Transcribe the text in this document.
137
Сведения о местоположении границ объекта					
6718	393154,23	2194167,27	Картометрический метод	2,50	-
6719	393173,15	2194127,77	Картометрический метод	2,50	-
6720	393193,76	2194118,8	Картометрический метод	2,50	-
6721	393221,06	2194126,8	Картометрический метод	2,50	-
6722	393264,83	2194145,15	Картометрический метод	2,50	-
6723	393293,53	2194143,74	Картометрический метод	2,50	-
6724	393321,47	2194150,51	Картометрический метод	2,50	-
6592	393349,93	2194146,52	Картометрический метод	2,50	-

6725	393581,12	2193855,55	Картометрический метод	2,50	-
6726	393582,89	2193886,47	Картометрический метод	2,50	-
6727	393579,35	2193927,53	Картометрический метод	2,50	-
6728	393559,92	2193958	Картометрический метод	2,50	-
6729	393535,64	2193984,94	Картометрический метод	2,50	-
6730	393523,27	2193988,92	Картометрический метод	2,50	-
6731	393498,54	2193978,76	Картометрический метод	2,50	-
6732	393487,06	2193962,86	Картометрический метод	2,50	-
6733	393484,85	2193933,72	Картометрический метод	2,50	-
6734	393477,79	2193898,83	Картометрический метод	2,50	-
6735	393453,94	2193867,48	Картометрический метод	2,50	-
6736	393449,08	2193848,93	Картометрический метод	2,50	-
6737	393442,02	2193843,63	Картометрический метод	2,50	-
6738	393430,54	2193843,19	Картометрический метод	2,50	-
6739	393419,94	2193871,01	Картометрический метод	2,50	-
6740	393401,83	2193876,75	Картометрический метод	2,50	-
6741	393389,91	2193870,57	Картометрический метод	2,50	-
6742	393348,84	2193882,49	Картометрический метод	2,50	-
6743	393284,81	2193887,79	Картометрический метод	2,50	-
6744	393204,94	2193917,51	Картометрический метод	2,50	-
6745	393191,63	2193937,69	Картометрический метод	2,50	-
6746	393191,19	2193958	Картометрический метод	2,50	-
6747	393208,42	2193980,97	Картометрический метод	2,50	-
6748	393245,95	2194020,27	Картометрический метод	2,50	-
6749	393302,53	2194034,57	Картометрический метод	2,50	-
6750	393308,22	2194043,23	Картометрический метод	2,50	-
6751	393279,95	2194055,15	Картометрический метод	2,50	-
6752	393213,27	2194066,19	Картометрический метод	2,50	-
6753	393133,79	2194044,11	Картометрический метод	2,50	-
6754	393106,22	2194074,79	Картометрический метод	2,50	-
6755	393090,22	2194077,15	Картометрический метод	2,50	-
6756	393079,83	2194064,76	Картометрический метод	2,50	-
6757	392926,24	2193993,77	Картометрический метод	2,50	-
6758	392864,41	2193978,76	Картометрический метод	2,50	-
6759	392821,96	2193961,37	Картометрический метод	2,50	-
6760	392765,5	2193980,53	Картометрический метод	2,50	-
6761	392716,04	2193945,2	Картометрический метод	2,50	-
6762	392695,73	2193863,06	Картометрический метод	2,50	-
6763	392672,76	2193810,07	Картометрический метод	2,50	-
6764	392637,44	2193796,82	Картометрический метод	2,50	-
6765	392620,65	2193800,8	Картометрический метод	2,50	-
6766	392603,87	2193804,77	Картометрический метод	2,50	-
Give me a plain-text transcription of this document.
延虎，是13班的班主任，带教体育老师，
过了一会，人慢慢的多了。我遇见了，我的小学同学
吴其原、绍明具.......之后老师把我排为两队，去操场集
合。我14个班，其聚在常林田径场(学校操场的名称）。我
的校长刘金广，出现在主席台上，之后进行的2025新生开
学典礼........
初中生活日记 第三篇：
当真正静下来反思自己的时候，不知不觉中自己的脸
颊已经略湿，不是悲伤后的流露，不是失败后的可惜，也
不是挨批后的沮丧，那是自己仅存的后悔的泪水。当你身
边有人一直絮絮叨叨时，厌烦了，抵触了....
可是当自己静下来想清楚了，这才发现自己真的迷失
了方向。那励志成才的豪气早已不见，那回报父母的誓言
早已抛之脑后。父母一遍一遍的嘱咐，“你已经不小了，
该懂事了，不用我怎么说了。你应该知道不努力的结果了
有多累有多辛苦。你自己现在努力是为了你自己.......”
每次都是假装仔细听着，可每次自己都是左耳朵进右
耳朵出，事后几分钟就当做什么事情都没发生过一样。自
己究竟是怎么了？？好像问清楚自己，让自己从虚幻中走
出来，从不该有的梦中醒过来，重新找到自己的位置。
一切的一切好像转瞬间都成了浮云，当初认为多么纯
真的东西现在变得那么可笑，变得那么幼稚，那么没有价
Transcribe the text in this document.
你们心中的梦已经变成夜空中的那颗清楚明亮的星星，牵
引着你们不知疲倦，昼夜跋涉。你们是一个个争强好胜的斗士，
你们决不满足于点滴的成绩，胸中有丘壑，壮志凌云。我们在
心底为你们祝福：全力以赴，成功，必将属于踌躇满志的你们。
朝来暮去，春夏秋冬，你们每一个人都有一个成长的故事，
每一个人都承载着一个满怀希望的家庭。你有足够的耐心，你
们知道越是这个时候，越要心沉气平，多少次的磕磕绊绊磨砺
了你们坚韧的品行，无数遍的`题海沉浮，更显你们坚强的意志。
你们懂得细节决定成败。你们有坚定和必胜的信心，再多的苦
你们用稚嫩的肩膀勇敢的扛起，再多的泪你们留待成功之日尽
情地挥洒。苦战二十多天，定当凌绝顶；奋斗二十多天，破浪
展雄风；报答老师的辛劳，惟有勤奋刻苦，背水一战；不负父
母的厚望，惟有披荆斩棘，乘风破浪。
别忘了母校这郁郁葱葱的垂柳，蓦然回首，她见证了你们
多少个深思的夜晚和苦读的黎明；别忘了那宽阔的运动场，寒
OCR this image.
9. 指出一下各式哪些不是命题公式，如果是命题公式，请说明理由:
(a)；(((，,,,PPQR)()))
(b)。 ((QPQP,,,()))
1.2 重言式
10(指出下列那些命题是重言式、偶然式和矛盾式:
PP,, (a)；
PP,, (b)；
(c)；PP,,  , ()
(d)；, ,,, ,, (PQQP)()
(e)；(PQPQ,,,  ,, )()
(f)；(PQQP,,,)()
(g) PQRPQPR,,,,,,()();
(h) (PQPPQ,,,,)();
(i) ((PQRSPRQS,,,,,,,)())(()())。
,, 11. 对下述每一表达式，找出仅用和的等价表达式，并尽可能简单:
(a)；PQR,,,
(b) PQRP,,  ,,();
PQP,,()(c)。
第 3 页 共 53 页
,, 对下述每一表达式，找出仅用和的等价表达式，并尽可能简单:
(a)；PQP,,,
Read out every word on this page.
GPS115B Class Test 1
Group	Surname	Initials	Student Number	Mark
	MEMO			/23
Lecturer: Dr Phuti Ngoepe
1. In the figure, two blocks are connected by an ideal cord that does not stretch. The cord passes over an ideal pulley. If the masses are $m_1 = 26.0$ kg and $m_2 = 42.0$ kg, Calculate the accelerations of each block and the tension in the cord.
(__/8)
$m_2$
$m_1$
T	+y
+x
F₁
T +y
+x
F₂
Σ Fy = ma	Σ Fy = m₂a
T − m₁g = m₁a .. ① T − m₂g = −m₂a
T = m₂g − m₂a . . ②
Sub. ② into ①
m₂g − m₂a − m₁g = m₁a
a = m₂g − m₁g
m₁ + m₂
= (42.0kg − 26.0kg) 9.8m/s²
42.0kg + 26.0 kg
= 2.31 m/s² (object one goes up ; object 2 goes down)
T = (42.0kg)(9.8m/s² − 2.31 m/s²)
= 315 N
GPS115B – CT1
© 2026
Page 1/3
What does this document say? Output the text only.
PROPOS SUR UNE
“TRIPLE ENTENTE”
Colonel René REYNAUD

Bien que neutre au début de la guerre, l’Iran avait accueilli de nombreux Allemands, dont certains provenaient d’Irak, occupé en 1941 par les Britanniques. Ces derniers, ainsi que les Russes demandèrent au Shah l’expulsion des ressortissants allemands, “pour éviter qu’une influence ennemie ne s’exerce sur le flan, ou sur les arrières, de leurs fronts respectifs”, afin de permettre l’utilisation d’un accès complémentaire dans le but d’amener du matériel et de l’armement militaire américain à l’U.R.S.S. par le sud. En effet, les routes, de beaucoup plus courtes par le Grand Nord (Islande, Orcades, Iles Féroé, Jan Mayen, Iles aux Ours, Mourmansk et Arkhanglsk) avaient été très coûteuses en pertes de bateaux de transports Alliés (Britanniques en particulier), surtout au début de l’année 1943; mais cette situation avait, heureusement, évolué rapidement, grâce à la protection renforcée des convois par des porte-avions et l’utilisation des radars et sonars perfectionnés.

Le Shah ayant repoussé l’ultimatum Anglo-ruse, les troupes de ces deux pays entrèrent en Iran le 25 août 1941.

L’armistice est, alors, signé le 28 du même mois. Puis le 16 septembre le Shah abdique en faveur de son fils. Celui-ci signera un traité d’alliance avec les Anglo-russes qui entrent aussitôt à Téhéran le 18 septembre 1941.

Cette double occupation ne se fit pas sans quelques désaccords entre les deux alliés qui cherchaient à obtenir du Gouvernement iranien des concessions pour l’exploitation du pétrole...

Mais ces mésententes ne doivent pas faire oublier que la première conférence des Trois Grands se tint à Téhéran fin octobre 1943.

*-*-*

▸ GIVEN EXERCISE:
Pick out each line that holds the string "Anglo".

▸ COMPLETED EXERCISE:
Le Shah ayant repoussé l’ultimatum Anglo-ruse, les troupes de ces deux pays entrèrent en Iran le 25 août 1941.
L’armistice est, alors, signé le 28 du même mois. Puis le 16 septembre le Shah abdique en faveur de son fils. Celui-ci signera un traité d’alliance avec les Anglo-russes qui entrent aussitôt à Téhéran le 18 septembre 1941.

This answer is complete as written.